◆ TO BE DONE ◆
Read through the records below and copy each line that uses the word "time".
+ + + + + + +
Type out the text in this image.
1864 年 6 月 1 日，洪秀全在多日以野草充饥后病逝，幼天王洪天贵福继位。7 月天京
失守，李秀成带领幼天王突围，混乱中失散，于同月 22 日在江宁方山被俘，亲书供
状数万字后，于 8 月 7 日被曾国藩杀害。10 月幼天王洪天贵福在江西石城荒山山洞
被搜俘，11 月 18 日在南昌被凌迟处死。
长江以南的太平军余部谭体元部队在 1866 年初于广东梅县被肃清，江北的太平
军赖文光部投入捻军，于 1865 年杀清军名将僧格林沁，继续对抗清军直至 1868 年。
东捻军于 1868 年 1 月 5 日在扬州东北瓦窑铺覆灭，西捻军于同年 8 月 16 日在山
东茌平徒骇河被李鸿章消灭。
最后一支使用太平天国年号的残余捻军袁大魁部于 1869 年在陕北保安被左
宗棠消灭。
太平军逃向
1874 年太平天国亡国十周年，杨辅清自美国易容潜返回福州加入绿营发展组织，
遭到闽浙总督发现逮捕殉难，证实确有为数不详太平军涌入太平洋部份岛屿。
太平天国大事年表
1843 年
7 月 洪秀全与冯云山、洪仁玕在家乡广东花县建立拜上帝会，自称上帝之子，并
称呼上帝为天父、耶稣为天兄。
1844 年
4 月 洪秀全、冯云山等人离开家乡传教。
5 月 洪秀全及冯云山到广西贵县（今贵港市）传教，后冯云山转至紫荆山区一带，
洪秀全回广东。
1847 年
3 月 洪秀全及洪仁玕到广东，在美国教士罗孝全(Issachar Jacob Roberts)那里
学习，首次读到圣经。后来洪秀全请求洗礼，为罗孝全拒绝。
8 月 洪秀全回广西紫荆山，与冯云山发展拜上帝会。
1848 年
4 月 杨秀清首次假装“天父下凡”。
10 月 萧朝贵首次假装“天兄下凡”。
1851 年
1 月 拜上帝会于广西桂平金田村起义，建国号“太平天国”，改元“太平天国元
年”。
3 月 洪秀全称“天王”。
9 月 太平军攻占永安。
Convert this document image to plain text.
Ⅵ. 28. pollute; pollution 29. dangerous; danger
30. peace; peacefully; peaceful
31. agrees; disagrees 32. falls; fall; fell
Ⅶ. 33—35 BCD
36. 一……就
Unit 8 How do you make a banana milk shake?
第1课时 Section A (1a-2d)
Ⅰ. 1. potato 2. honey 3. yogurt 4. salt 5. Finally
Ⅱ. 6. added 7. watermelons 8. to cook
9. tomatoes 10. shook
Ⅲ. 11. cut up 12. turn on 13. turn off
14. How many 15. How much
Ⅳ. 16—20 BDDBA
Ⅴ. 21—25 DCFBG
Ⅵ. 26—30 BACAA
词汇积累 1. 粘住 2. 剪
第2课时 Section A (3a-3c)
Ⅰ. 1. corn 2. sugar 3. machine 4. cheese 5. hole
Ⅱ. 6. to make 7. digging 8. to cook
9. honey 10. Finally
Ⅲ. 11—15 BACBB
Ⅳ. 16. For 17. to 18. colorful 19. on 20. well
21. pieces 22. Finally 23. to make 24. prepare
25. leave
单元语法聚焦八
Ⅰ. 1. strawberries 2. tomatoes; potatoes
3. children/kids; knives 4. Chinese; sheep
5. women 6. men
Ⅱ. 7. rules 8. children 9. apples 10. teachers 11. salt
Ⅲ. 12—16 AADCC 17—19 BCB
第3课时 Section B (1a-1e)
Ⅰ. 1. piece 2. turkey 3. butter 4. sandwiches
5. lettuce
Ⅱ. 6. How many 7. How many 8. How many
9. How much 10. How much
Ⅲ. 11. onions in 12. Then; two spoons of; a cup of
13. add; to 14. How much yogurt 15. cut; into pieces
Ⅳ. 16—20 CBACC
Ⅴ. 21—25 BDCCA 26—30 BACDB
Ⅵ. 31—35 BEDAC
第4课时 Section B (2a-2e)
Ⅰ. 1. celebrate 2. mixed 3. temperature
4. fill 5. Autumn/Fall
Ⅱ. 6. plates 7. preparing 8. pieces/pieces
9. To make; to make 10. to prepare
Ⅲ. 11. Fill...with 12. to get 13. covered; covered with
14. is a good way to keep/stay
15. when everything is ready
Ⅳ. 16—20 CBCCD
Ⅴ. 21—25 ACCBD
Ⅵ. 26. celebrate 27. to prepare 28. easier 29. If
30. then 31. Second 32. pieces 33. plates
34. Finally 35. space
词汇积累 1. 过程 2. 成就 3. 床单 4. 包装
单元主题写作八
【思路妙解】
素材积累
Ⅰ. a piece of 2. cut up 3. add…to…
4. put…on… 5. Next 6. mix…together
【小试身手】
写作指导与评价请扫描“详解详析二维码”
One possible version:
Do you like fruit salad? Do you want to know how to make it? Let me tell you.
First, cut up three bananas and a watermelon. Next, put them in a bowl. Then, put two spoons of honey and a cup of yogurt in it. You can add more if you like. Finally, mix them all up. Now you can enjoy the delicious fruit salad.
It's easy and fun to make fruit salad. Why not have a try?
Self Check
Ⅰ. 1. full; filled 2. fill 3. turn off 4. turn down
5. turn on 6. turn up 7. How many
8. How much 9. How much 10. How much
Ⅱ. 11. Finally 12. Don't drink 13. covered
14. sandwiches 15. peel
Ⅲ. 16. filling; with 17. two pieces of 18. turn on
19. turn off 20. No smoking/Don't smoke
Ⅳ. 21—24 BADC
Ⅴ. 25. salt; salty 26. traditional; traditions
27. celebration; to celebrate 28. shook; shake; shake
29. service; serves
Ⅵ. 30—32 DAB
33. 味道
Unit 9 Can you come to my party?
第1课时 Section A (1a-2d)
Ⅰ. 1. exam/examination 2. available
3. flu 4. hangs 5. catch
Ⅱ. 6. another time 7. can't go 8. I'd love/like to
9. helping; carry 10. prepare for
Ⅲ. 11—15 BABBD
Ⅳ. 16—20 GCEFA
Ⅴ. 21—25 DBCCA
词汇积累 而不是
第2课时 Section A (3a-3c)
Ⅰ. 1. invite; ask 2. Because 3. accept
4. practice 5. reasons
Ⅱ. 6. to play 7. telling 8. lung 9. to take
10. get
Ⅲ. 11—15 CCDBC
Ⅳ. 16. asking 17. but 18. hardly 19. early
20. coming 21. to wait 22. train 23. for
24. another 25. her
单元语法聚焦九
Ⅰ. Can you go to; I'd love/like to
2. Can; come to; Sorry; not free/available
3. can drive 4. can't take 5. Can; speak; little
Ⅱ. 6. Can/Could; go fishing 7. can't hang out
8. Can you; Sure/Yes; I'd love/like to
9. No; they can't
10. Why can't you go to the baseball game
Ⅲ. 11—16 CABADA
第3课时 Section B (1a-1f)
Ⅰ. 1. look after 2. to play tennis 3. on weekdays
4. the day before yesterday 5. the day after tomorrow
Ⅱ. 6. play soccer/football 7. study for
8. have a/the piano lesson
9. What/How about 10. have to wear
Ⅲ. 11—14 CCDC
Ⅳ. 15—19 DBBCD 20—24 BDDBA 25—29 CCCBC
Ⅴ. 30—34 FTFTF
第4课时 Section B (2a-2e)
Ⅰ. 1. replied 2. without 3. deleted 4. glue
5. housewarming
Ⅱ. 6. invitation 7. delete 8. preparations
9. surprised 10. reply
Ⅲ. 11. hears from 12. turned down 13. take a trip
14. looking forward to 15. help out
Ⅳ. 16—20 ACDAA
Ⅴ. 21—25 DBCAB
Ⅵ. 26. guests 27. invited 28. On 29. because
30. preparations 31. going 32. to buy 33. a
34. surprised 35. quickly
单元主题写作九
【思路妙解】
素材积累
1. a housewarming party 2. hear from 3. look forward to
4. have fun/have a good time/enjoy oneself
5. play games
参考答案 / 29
+ + + + + + +
◆ OUTPUT ◆
Ⅱ. 6. another time 7. can't go 8. I'd love/like to
4. have fun/have a good time/enjoy oneself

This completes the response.